- Brano citato:
· · · · ·

6. Riuniti i ricorsi, nel contraddittorio con RAGIONE_SOCIALE e RAGIONE_SOCIALE, la Corte di cassazione, con sentenza n. 4519/2019 del 14 gennaio2019, accoglieva, cassando con rinvio, il ricorso dell’Agenzia delle Entrate, sul rilievo della assenza di intervenuta prescrizione del credito; rigettava invece il ricorso presentato dal Fallimento, sul rilievo che lo stesso non fosse subentrato ex art. 66 l. f. nell’azione individuale promossa dall’Agenzia delle Entrate, dato che la dichiarazione di fallimento aveva interessato non il soggetto indicato quale debitore dell’attore (Ronalsday) nell’atto introduttivo del giudizio, bensì il terzo acquirente (RAGIONE_SOCIALE.
Il giudizio veniva riassunto dall’Agenzia delle Entrate, che chiedeva la conferma della sentenza di primo grado con riferimento ad entrambi gli atti di compravendita.
7.1. Si costituiva nel giudizio di rinvio il Fallimento, chiedendo che fosse dichiarata la cessazione della materia del contendere in relazione alla domanda di inefficacia del (primo) atto di compravendita ed insistendo per la conferma della sentenza di primo grado con riferimento alla declaratoria di inefficacia del (secondo) atto di compravendita, intercorso tra RAGIONE_SOCIALE e Tibre Point; sui distinti rilievi per cui, in relazione al primo atto dispositivo, la società Ronalsday era soggetto ormai estinto, per cui il cespite oggetto dell’originaria azione revocatoria era presumibilmente rientrato nel patrimonio del socio unico COGNOME (massa attiva del Fallimento Z), mentre, in relazione al secondo atto, il credito dell’Agenzia delle Entrate era stato ammesso al
passivo fallimentare, per cui permaneva l’interesse che l’immobile rientrasse nella disponibilità del Fallimento.

· · · · ·

- Estratti dell'elenco:

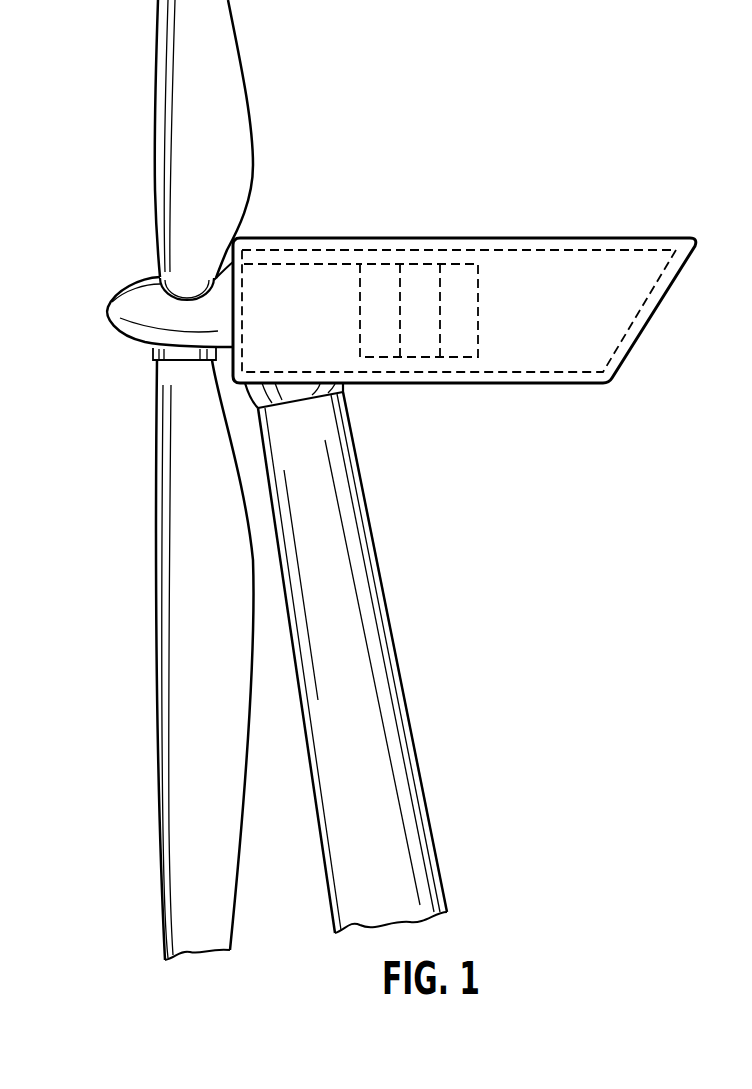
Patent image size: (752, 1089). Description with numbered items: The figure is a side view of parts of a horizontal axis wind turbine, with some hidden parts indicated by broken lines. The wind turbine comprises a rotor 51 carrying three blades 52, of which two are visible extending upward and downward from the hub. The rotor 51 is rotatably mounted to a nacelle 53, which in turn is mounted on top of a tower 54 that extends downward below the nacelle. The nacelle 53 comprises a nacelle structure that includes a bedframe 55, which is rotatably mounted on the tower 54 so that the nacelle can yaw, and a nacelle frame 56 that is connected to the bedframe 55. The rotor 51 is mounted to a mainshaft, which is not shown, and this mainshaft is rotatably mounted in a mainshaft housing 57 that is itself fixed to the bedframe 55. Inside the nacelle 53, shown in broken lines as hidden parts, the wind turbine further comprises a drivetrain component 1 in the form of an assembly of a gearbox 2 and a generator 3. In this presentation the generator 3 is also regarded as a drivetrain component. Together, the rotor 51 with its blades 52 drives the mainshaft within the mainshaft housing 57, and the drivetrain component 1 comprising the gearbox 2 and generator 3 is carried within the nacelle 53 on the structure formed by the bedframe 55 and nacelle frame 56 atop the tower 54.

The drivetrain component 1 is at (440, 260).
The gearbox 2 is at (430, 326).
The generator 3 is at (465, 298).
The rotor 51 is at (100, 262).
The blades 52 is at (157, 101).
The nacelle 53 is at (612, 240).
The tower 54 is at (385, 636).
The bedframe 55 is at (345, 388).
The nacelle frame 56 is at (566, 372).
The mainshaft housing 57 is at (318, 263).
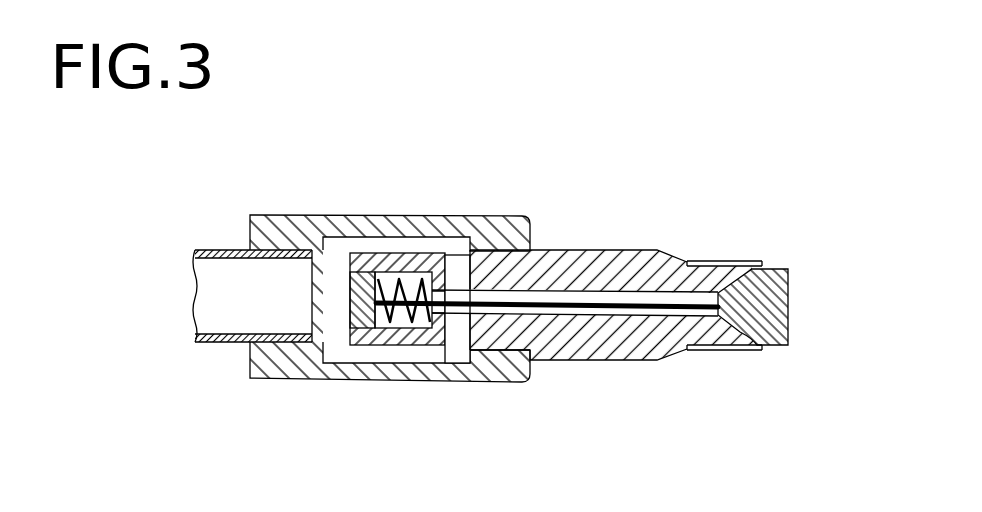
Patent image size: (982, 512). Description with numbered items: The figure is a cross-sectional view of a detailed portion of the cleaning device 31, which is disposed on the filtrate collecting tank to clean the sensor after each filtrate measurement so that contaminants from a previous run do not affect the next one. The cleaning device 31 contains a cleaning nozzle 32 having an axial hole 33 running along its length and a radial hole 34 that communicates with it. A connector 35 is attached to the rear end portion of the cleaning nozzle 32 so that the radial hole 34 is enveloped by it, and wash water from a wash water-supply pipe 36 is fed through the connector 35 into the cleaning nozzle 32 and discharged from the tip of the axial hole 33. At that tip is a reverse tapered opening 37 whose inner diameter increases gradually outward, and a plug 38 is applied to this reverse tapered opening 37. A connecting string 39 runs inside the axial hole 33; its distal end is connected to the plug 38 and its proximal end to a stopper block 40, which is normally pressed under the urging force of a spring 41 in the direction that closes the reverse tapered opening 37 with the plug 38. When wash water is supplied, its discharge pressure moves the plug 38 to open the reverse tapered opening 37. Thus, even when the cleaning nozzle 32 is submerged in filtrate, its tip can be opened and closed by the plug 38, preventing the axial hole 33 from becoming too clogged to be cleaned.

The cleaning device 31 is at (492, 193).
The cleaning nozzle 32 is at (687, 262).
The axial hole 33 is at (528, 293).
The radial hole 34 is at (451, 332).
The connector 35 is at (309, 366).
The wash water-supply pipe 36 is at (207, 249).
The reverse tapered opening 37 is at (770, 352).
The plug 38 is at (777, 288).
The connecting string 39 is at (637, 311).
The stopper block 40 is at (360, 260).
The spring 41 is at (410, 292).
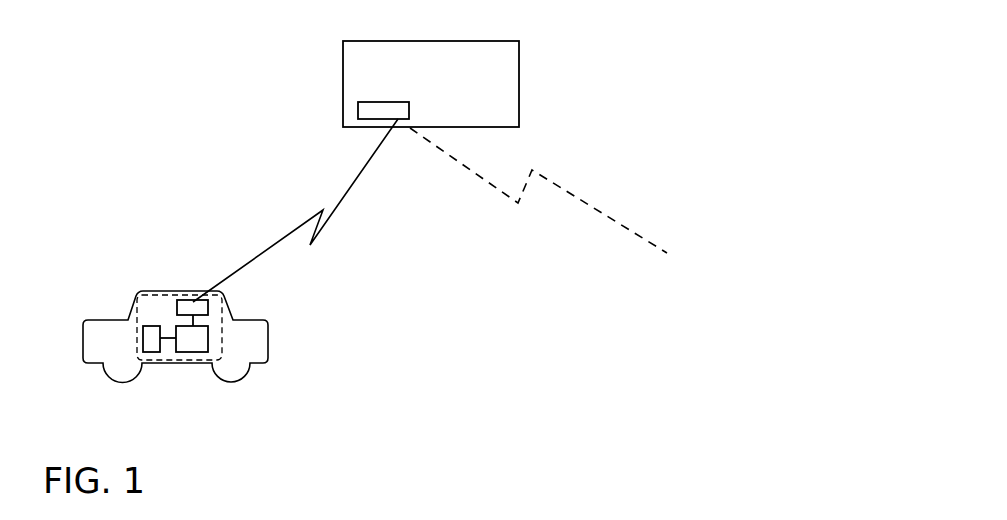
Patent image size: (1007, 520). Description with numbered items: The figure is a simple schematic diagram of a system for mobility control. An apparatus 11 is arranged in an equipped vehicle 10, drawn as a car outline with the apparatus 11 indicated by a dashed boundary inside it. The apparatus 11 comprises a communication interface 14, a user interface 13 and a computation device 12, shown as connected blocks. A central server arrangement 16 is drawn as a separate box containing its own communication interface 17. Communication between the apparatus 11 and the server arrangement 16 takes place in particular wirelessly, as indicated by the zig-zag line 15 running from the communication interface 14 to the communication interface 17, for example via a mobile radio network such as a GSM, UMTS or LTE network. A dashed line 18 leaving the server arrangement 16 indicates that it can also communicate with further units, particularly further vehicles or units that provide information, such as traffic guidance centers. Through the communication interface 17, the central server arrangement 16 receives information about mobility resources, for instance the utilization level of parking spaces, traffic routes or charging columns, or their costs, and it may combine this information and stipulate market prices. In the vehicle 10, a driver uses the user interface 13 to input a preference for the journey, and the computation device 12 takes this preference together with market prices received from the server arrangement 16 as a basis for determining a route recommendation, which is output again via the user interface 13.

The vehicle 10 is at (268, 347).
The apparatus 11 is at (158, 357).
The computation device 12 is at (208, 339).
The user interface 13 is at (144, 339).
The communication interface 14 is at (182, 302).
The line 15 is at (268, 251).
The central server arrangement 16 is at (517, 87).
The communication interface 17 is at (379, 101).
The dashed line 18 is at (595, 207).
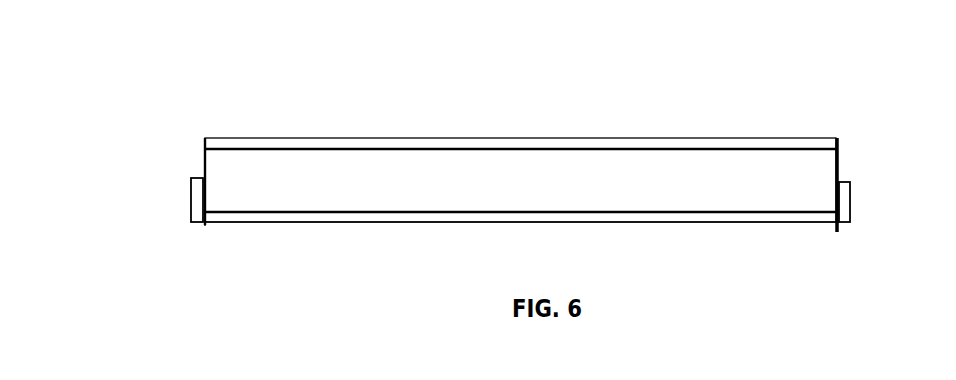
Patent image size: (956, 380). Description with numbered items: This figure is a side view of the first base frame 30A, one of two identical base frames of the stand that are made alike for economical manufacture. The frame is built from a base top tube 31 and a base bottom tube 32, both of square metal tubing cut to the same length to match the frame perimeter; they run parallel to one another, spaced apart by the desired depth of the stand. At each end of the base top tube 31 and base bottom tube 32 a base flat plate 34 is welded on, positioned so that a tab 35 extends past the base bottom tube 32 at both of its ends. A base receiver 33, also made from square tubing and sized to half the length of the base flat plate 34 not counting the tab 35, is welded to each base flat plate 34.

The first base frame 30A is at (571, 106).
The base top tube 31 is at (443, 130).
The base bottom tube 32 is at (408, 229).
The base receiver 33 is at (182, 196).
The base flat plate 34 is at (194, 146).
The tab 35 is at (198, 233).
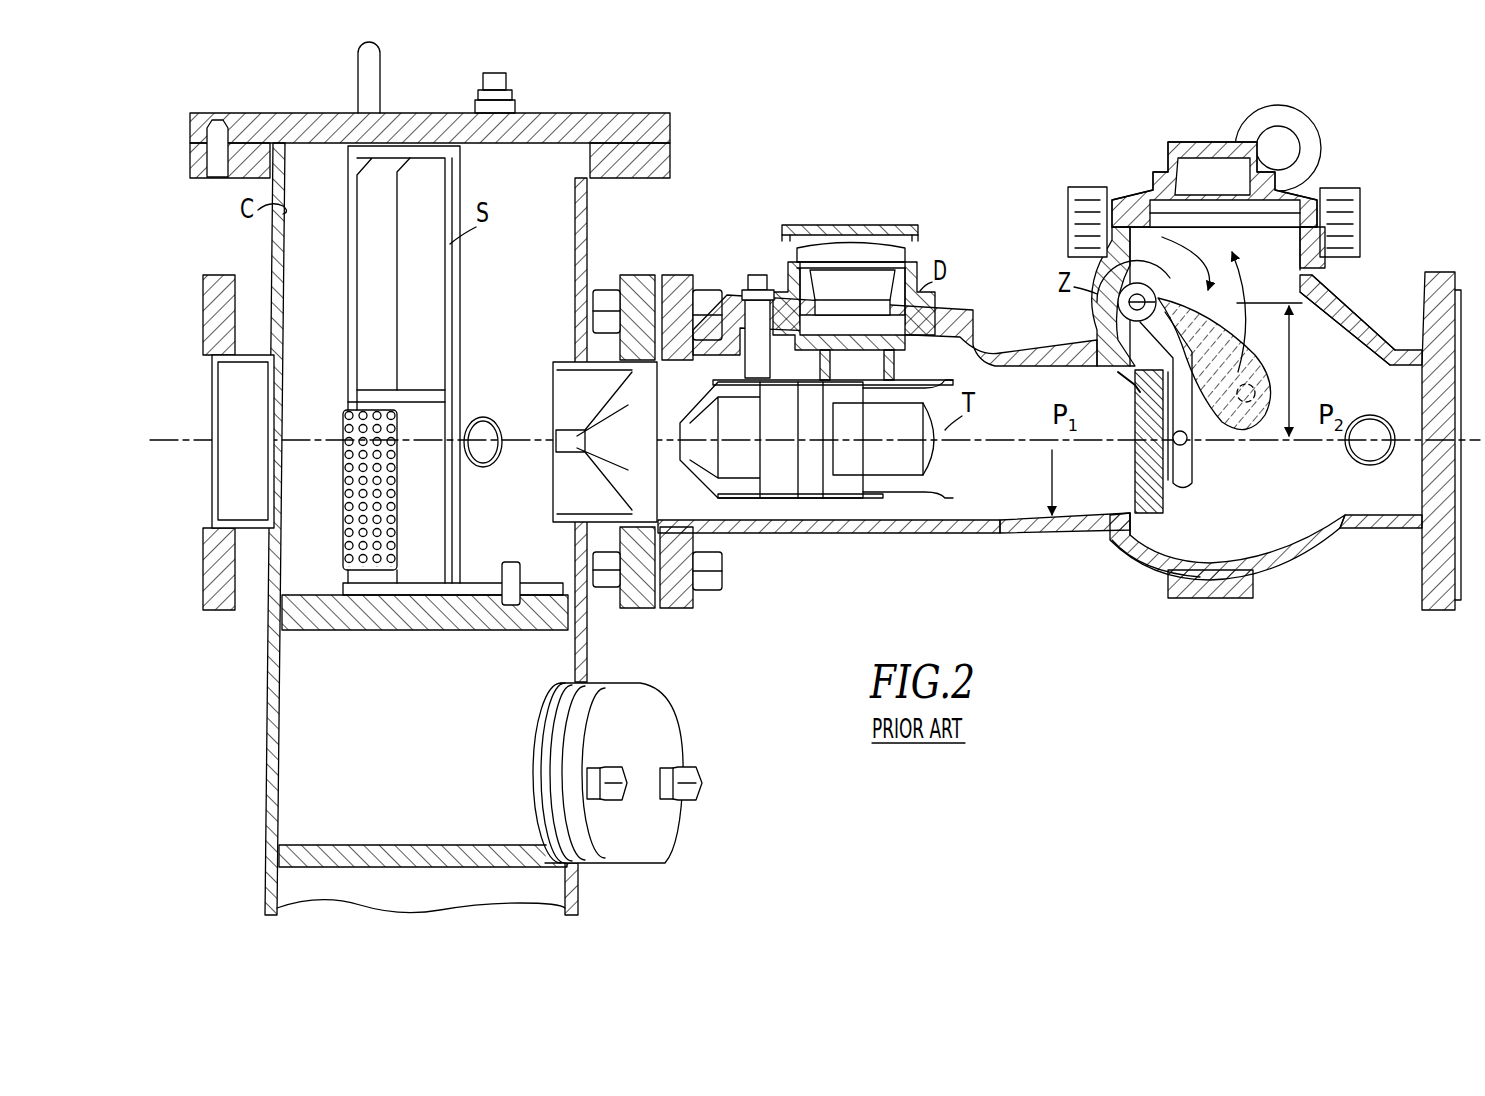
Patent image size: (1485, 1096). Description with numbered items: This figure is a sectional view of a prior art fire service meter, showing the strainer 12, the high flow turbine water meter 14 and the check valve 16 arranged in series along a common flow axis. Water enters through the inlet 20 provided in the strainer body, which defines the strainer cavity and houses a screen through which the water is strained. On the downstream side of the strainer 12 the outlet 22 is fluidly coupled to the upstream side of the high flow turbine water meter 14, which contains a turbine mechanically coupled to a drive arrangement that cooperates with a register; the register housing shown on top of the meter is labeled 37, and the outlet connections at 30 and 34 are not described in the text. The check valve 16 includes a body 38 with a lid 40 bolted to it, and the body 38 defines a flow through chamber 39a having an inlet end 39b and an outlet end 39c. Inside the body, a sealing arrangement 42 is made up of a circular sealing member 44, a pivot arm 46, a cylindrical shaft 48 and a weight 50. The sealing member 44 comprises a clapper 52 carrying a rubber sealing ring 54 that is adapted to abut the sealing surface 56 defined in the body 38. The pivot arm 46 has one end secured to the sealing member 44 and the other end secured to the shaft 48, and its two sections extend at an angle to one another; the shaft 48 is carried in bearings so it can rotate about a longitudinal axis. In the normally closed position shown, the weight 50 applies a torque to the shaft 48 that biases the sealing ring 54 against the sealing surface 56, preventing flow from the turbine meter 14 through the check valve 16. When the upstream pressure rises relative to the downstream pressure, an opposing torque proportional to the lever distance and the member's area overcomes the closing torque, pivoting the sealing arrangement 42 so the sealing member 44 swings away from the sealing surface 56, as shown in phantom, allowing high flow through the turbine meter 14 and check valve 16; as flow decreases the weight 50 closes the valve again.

· · · · ·

- Esercizio assegnato 1: Secondo il brano citato, chi ha riassunto il giudizio dopo la sentenza della Corte di cassazione?
- Esercizio assegnato 2: Trascrivi in CSV a due colonne, testo e risultato, le righe dell'elenco che partono da quella con "Patent image size: (956, 380)." e si fermano dopo quella con "The base top tube 31 is at (443, 130).". Metti una riga per ogni testo con il suo risultato, ciascun valore in un campo tra virgolette e gli a capo sostituiti da spazi.

- Soluzione 1: L'Agenzia delle Entrate.

- Soluzione 2:
testo,risultato
"Patent image size: (956, 380). Description with numbered items: This figure is a side view of the first base frame 30A, one of two identical base frames of the stand that are made alike for economical manufacture. The frame is built from a base top tube 31 and a base bottom tube 32, both of square metal tubing cut to the same length to match the frame perimeter; they run parallel to one another, spaced apart by the desired depth of the stand. At each end of the base top tube 31 and base bottom tube 32 a base flat plate 34 is welded on, positioned so that a tab 35 extends past the base bottom tube 32 at both of its ends. A base receiver 33, also made from square tubing and sized to half the length of the base flat plate 34 not counting the tab 35, is welded to each base flat plate 34.","The first base frame 30A is at (571, 106). The base top tube 31 is at (443, 130)."